WHAT THE EXERCISE ASKS> Reproduce every line of the listing as written, apart from the pictures.

RECORDS PROVIDED>
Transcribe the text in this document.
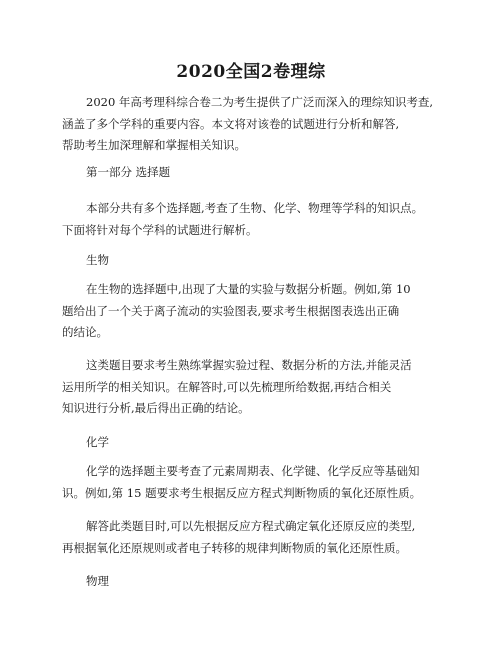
2020全国2卷理综
2020 年高考理科综合卷二为考生提供了广泛而深入的理综知识考查,
涵盖了多个学科的重要内容。本文将对该卷的试题进行分析和解答,
帮助考生加深理解和掌握相关知识。
第一部分 选择题
本部分共有多个选择题,考查了生物、化学、物理等学科的知识点。
下面将针对每个学科的试题进行解析。
生物
在生物的选择题中,出现了大量的实验与数据分析题。例如,第 10
题给出了一个关于离子流动的实验图表,要求考生根据图表选出正确
的结论。
这类题目要求考生熟练掌握实验过程、数据分析的方法,并能灵活
运用所学的相关知识。在解答时,可以先梳理所给数据,再结合相关
知识进行分析,最后得出正确的结论。
化学
化学的选择题主要考查了元素周期表、化学键、化学反应等基础知
识。例如,第 15 题要求考生根据反应方程式判断物质的氧化还原性质。
解答此类题目时,可以先根据反应方程式确定氧化还原反应的类型,
再根据氧化还原规则或者电子转移的规律判断物质的氧化还原性质。
物理
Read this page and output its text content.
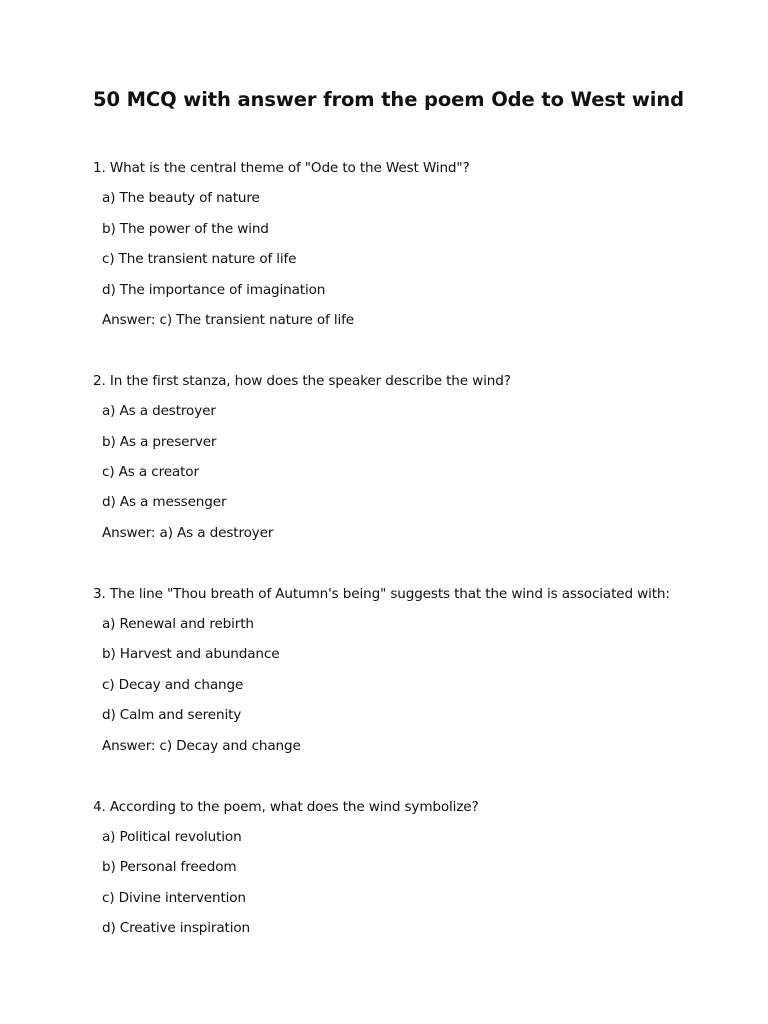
50 MCQ with answer from the poem Ode to West wind
1. What is the central theme of "Ode to the West Wind"?
a) The beauty of nature
b) The power of the wind
c) The transient nature of life
d) The importance of imagination
Answer: c) The transient nature of life
2. In the first stanza, how does the speaker describe the wind?
a) As a destroyer
b) As a preserver
c) As a creator
d) As a messenger
Answer: a) As a destroyer
3. The line "Thou breath of Autumn's being" suggests that the wind is associated with:
a) Renewal and rebirth
b) Harvest and abundance
c) Decay and change
d) Calm and serenity
Answer: c) Decay and change
4. According to the poem, what does the wind symbolize?
a) Political revolution
b) Personal freedom
c) Divine intervention
d) Creative inspiration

RIGHT ANSWER>
Transcribe the text in this document.
2020全国2卷理综
2020 年高考理科综合卷二为考生提供了广泛而深入的理综知识考查,
涵盖了多个学科的重要内容。本文将对该卷的试题进行分析和解答,
帮助考生加深理解和掌握相关知识。
第一部分 选择题
本部分共有多个选择题,考查了生物、化学、物理等学科的知识点。
下面将针对每个学科的试题进行解析。
生物
在生物的选择题中,出现了大量的实验与数据分析题。例如,第 10
题给出了一个关于离子流动的实验图表,要求考生根据图表选出正确
的结论。
这类题目要求考生熟练掌握实验过程、数据分析的方法,并能灵活
运用所学的相关知识。在解答时,可以先梳理所给数据,再结合相关
知识进行分析,最后得出正确的结论。
化学
化学的选择题主要考查了元素周期表、化学键、化学反应等基础知
识。例如,第 15 题要求考生根据反应方程式判断物质的氧化还原性质。
解答此类题目时,可以先根据反应方程式确定氧化还原反应的类型,
再根据氧化还原规则或者电子转移的规律判断物质的氧化还原性质。
物理
Read this page and output its text content.
50 MCQ with answer from the poem Ode to West wind
1. What is the central theme of "Ode to the West Wind"?
a) The beauty of nature
b) The power of the wind
c) The transient nature of life
d) The importance of imagination
Answer: c) The transient nature of life
2. In the first stanza, how does the speaker describe the wind?
a) As a destroyer
b) As a preserver
c) As a creator
d) As a messenger
Answer: a) As a destroyer
3. The line "Thou breath of Autumn's being" suggests that the wind is associated with:
a) Renewal and rebirth
b) Harvest and abundance
c) Decay and change
d) Calm and serenity
Answer: c) Decay and change
4. According to the poem, what does the wind symbolize?
a) Political revolution
b) Personal freedom
c) Divine intervention
d) Creative inspiration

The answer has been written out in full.